## Problem to solve
Copy out each line in the material below that has the word "Giới".

## Provided information
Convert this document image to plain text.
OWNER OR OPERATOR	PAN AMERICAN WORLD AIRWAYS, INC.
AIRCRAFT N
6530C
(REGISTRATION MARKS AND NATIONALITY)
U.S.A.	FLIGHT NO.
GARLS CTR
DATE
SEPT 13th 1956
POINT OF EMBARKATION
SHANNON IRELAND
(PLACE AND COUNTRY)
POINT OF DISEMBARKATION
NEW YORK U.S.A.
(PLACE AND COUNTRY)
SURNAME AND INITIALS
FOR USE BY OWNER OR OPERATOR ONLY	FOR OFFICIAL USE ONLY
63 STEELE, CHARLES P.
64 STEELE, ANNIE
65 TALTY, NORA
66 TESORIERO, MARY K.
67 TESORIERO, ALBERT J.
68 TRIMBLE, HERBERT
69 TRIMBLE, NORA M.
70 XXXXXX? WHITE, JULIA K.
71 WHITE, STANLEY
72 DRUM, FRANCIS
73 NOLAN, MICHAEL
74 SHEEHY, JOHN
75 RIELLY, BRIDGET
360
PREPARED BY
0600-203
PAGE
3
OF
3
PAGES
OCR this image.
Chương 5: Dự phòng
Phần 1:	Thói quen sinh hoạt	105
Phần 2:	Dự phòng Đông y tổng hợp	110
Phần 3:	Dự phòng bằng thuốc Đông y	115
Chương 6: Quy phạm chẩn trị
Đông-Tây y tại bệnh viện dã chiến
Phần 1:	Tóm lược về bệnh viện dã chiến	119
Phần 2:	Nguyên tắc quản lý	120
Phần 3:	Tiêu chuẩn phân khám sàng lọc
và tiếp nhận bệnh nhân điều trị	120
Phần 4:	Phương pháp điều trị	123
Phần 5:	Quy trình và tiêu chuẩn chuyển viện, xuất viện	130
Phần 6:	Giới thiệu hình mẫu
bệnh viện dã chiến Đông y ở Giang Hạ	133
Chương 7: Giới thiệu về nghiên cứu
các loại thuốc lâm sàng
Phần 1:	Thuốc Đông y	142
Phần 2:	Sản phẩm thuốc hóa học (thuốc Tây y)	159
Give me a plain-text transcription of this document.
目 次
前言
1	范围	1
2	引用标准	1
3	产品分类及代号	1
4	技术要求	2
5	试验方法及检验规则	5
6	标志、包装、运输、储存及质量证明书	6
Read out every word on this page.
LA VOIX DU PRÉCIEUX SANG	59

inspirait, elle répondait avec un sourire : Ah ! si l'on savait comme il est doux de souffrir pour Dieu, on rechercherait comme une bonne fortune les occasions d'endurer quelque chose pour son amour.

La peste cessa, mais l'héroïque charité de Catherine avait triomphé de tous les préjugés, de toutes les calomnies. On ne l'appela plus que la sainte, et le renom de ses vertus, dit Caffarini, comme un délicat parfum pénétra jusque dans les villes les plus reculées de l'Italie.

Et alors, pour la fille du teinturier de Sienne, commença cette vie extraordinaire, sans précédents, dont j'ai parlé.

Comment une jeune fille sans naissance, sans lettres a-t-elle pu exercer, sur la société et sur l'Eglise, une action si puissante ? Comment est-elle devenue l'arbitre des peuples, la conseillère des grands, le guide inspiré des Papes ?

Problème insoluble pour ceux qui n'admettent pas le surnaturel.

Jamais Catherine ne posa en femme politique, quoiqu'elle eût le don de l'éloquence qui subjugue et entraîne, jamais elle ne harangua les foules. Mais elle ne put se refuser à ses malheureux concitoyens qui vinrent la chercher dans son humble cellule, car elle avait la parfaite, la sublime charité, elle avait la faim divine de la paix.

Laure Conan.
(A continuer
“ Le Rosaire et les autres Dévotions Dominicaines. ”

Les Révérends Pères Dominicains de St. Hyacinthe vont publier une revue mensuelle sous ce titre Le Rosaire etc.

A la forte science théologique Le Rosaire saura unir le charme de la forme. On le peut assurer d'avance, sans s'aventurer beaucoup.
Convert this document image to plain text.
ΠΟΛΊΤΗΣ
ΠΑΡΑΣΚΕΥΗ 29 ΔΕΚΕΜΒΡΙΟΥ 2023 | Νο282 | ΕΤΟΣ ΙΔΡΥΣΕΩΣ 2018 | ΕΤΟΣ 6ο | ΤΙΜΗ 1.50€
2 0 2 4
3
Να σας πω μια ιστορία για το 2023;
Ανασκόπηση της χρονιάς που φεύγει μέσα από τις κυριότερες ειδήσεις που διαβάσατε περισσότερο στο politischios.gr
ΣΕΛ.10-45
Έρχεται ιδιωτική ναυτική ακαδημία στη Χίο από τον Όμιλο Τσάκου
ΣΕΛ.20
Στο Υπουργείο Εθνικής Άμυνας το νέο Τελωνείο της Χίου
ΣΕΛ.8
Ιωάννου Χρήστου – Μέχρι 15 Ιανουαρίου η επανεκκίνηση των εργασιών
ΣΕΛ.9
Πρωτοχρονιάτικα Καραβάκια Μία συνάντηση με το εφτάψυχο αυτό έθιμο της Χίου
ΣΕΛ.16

## Result
Phần 6:	Giới thiệu hình mẫu
Chương 7: Giới thiệu về nghiên cứu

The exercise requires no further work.